-------- Exercise data --------
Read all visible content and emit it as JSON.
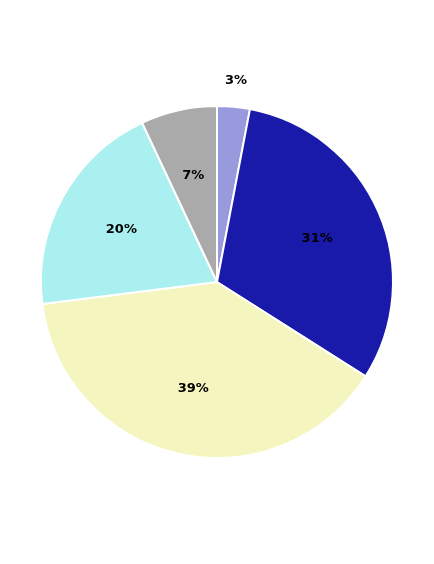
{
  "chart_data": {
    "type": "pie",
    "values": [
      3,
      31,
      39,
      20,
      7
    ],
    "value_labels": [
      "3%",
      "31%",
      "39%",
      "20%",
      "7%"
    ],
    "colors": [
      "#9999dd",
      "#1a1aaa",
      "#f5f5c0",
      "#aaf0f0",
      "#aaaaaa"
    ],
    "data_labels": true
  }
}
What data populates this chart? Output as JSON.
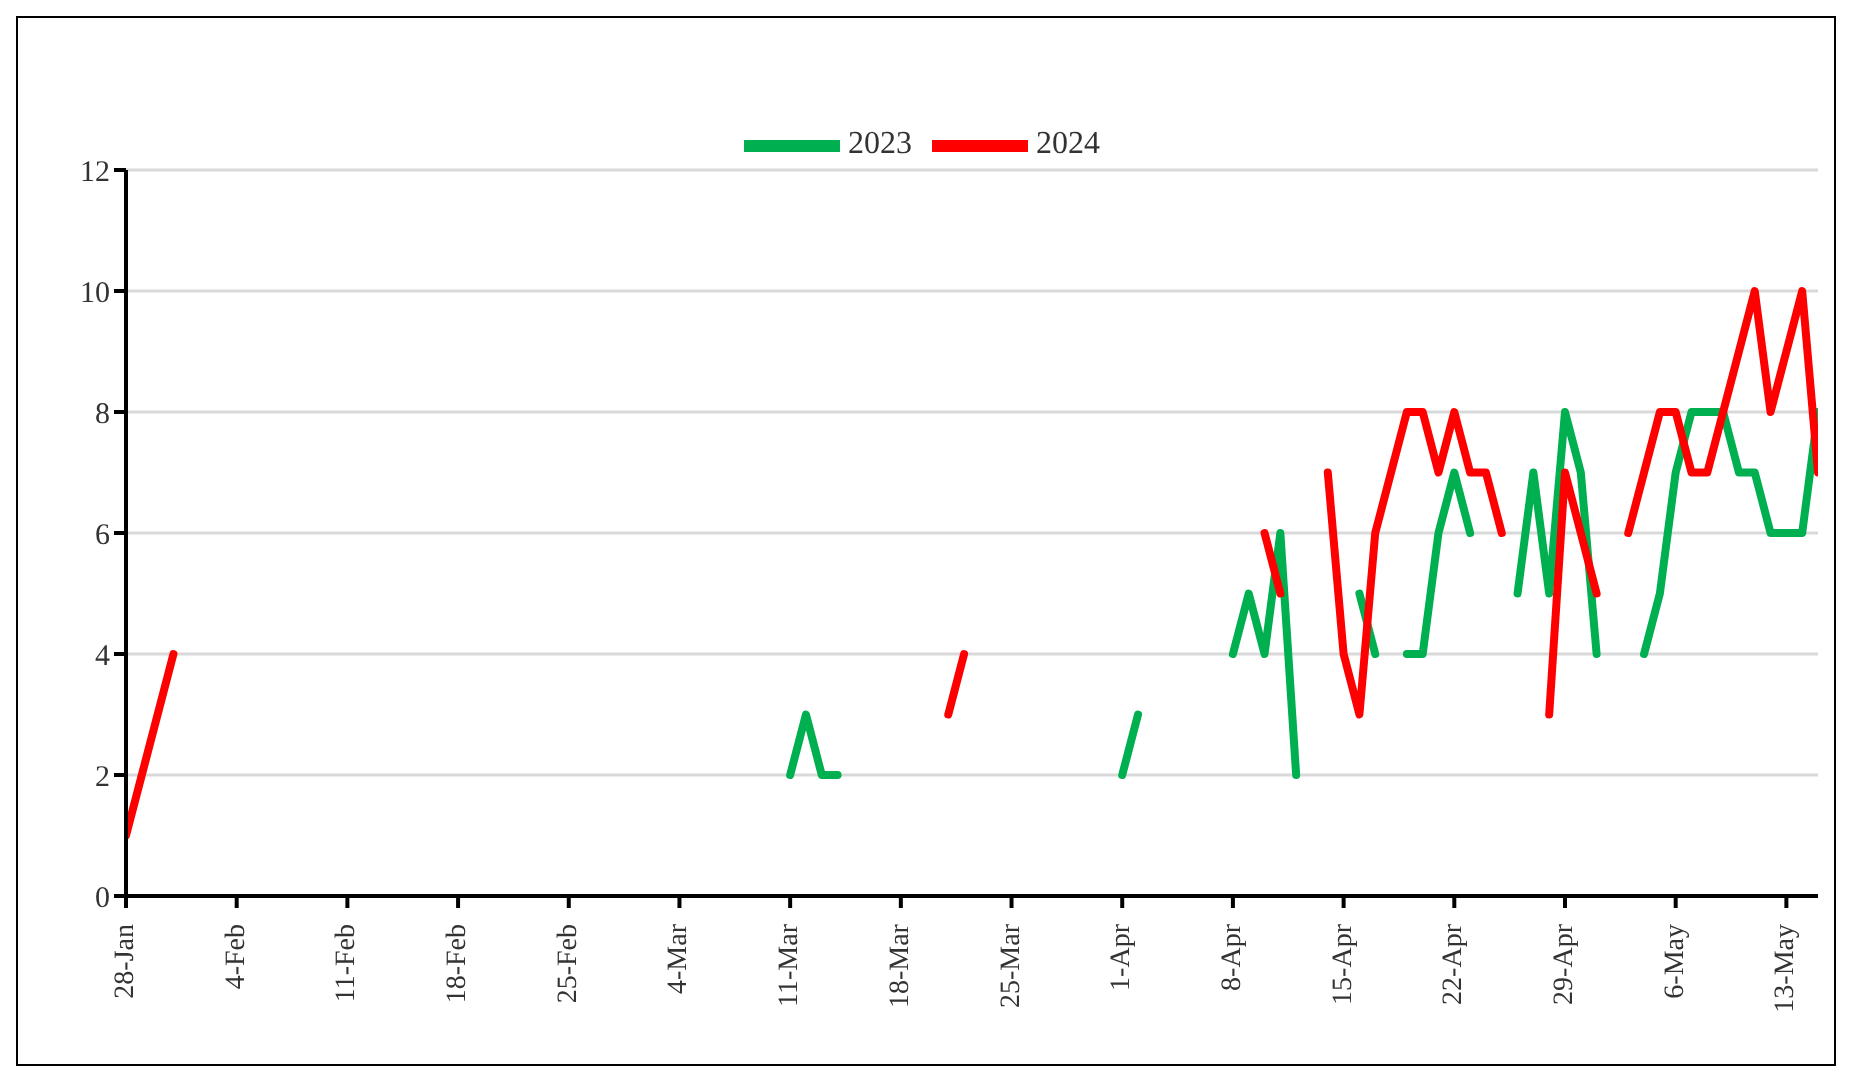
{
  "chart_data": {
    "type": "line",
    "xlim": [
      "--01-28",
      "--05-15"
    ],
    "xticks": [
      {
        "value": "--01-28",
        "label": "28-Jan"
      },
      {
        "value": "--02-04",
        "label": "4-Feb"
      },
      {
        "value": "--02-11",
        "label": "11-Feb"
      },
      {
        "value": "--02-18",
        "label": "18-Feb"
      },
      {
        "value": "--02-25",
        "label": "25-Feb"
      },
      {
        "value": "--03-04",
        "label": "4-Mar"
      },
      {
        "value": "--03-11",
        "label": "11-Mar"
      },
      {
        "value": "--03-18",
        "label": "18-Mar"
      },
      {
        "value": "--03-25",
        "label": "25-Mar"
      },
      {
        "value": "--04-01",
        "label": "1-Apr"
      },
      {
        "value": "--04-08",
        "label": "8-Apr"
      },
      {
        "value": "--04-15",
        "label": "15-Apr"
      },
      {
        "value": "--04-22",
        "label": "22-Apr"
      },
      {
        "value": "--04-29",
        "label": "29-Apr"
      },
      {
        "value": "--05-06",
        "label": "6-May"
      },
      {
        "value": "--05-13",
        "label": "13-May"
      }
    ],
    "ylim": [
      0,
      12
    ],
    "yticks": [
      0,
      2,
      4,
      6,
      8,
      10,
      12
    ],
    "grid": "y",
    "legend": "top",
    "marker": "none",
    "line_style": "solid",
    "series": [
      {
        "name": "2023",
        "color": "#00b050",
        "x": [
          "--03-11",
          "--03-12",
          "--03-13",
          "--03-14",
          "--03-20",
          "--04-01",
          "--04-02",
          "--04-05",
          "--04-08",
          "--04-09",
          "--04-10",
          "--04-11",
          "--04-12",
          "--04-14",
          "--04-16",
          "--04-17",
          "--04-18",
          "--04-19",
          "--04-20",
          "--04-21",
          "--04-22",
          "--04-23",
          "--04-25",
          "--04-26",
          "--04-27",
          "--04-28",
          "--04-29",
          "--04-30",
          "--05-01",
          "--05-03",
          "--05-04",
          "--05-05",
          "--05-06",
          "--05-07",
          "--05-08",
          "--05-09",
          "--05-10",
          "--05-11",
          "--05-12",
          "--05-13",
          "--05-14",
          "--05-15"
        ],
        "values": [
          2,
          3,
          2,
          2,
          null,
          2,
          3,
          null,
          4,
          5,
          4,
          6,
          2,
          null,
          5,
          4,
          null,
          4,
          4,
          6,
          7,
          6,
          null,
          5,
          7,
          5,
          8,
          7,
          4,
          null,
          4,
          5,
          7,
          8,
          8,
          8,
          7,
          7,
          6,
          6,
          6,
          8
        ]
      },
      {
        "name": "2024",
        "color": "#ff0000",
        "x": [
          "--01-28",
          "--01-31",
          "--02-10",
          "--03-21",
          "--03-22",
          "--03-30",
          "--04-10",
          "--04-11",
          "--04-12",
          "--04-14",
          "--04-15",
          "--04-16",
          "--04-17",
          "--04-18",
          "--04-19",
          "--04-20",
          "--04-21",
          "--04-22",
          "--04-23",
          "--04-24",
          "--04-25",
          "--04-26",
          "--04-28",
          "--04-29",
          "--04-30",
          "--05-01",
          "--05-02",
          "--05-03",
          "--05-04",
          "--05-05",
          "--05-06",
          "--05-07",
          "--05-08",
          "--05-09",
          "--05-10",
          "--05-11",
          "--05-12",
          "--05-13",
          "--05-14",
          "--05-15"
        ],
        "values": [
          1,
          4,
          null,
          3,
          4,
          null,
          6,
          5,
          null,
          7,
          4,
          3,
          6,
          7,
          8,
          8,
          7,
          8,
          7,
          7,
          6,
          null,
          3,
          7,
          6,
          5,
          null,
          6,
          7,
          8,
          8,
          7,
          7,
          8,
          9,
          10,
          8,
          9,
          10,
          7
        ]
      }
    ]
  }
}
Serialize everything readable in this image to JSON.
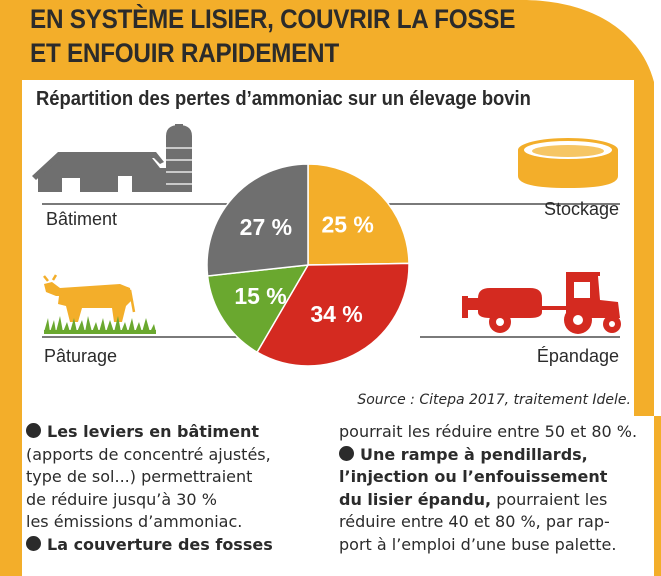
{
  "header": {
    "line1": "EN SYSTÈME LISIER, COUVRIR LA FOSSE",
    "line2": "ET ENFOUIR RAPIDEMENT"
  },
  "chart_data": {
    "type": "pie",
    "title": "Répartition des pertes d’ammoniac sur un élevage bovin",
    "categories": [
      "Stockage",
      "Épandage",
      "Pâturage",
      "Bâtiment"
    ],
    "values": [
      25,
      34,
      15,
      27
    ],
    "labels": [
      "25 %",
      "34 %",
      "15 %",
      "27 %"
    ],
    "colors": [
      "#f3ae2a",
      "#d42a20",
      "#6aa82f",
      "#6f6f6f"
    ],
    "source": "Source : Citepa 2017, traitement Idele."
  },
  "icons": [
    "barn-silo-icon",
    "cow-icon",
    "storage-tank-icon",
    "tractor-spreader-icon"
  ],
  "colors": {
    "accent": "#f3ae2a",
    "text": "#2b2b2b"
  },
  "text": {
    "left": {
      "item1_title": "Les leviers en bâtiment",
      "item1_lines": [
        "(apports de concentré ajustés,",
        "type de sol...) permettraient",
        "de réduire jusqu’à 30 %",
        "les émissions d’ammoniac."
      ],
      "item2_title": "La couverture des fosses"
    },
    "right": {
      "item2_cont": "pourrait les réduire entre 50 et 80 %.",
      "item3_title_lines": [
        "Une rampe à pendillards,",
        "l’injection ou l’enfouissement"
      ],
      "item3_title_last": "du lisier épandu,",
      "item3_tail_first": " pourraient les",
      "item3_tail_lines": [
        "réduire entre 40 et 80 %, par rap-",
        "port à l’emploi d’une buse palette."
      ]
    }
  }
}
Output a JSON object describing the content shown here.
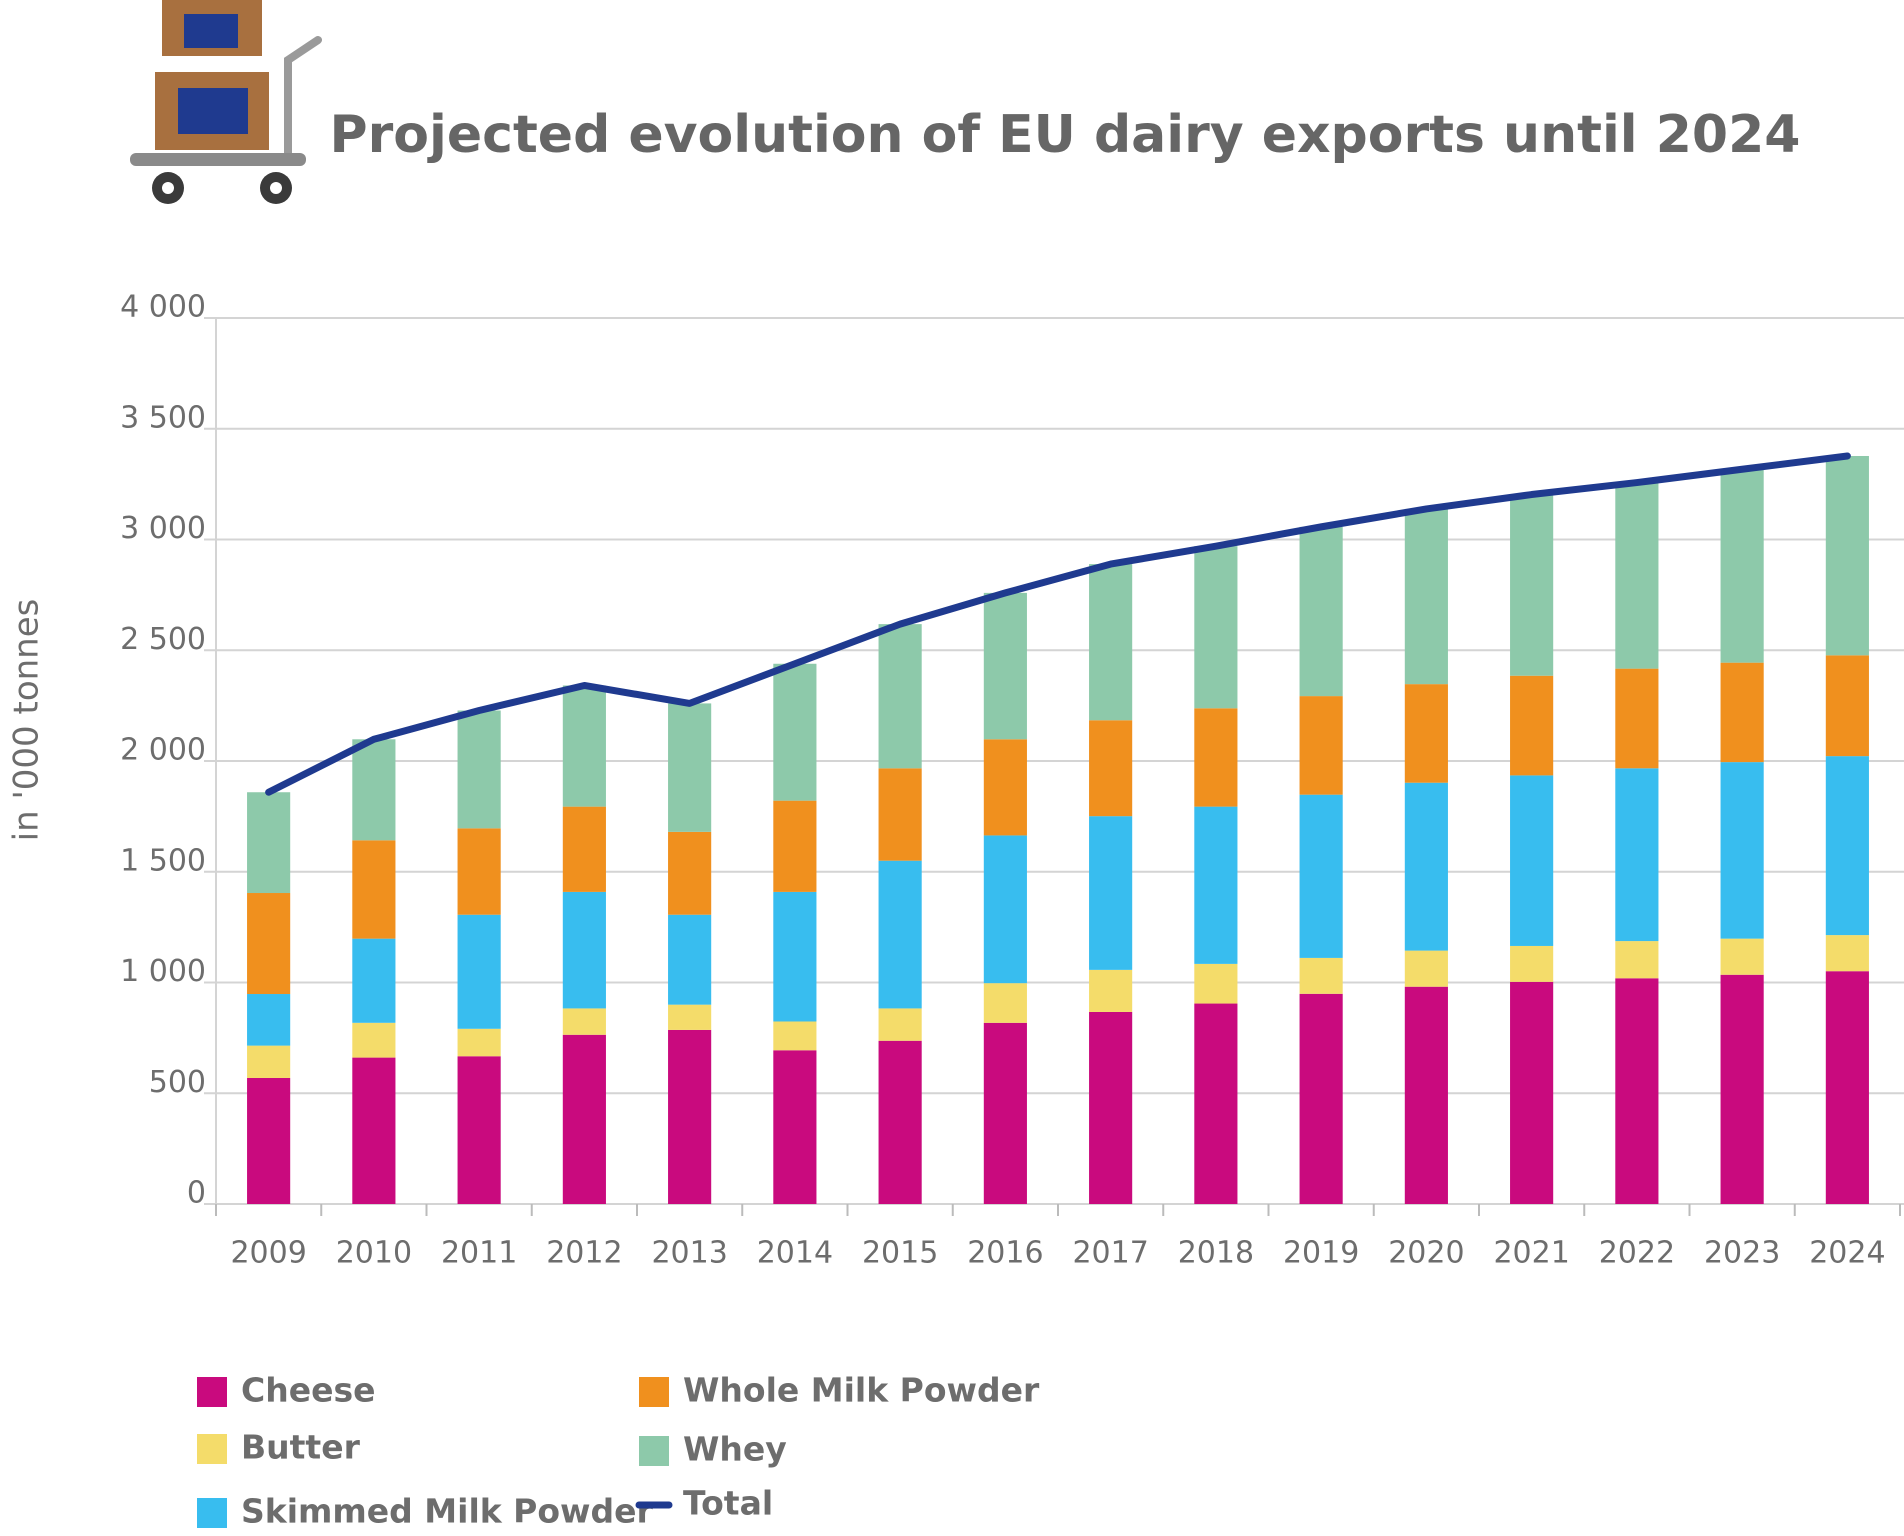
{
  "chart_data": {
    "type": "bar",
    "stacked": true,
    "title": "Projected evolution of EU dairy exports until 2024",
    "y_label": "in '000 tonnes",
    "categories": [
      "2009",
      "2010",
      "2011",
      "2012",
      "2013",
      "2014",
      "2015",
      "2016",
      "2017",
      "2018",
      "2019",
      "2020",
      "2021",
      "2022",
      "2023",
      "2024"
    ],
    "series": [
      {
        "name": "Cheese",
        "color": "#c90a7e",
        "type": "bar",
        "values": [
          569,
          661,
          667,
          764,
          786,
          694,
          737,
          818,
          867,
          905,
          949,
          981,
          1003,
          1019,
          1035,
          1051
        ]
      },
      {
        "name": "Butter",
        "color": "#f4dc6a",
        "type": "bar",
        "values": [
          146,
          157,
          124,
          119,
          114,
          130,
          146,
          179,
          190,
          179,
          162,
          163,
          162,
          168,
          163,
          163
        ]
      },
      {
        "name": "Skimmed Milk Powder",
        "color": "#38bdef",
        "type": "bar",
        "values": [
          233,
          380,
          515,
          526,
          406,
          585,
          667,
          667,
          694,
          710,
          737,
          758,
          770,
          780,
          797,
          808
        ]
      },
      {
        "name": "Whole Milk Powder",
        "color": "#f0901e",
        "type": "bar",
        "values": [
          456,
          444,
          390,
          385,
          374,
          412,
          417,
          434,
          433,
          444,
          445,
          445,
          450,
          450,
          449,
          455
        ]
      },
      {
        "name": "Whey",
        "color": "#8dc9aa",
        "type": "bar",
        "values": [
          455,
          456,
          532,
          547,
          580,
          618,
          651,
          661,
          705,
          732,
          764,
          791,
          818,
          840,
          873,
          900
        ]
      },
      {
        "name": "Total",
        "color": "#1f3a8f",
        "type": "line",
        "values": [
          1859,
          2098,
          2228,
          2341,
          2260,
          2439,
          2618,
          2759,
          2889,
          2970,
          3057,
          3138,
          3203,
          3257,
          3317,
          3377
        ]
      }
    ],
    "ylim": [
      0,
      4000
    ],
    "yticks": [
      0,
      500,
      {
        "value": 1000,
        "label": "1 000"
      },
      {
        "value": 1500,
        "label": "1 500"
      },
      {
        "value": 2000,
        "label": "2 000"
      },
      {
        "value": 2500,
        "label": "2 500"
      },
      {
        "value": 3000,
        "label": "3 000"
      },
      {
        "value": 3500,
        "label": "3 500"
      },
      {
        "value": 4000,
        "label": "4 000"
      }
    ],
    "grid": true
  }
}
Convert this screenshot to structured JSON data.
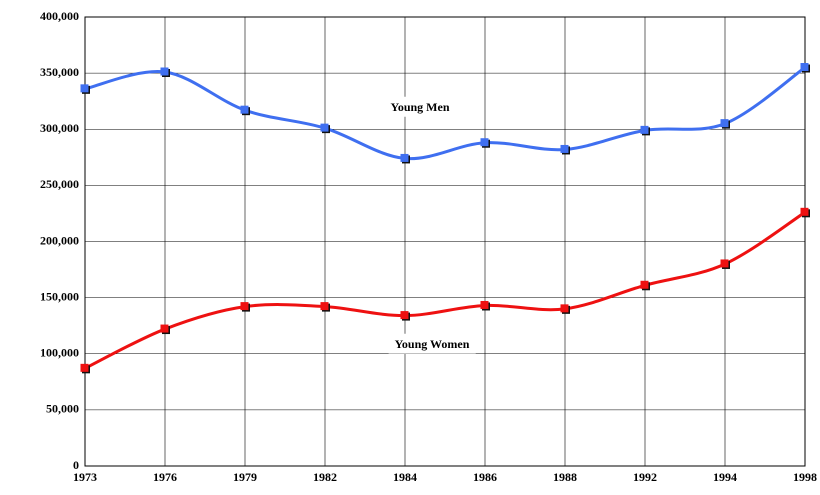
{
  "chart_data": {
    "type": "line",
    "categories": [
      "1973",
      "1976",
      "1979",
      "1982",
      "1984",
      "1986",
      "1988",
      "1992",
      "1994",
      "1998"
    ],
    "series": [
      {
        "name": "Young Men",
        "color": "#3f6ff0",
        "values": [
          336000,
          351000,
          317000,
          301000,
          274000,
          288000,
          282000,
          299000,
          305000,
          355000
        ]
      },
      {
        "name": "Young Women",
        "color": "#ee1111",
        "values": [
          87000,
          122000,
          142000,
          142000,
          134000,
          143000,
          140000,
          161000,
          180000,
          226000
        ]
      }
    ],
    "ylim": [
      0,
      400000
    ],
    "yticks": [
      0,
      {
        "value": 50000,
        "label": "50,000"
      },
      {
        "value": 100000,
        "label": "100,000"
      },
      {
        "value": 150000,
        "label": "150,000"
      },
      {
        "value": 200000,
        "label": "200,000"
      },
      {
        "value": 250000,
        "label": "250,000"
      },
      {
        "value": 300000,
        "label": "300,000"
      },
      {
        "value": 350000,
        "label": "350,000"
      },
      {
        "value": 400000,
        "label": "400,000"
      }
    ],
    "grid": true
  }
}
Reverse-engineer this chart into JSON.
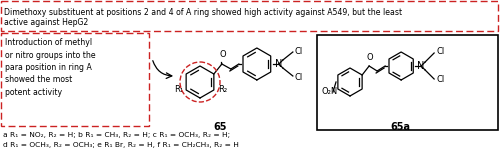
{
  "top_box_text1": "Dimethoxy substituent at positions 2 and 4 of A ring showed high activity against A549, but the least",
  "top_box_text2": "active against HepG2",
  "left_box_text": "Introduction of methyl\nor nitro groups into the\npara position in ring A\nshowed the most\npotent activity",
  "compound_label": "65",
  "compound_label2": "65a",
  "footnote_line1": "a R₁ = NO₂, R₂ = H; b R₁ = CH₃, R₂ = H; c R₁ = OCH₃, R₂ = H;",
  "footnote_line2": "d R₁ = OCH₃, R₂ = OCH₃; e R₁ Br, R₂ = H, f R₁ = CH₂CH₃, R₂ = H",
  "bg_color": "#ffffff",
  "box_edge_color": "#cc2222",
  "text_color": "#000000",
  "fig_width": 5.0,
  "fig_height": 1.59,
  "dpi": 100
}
--------
Reproduce exactly and only the lines from the line that contains "Reverse-engineer this chart into JSON." to the end of the data above, both ends included. No pictures go in the copy.

Reverse-engineer this chart into JSON.
{
  "top_box_text1": "Dimethoxy substituent at positions 2 and 4 of A ring showed high activity against A549, but the least",
  "top_box_text2": "active against HepG2",
  "left_box_text": "Introduction of methyl\nor nitro groups into the\npara position in ring A\nshowed the most\npotent activity",
  "compound_label": "65",
  "compound_label2": "65a",
  "footnote_line1": "a R₁ = NO₂, R₂ = H; b R₁ = CH₃, R₂ = H; c R₁ = OCH₃, R₂ = H;",
  "footnote_line2": "d R₁ = OCH₃, R₂ = OCH₃; e R₁ Br, R₂ = H, f R₁ = CH₂CH₃, R₂ = H",
  "bg_color": "#ffffff",
  "box_edge_color": "#cc2222",
  "text_color": "#000000",
  "fig_width": 5.0,
  "fig_height": 1.59,
  "dpi": 100
}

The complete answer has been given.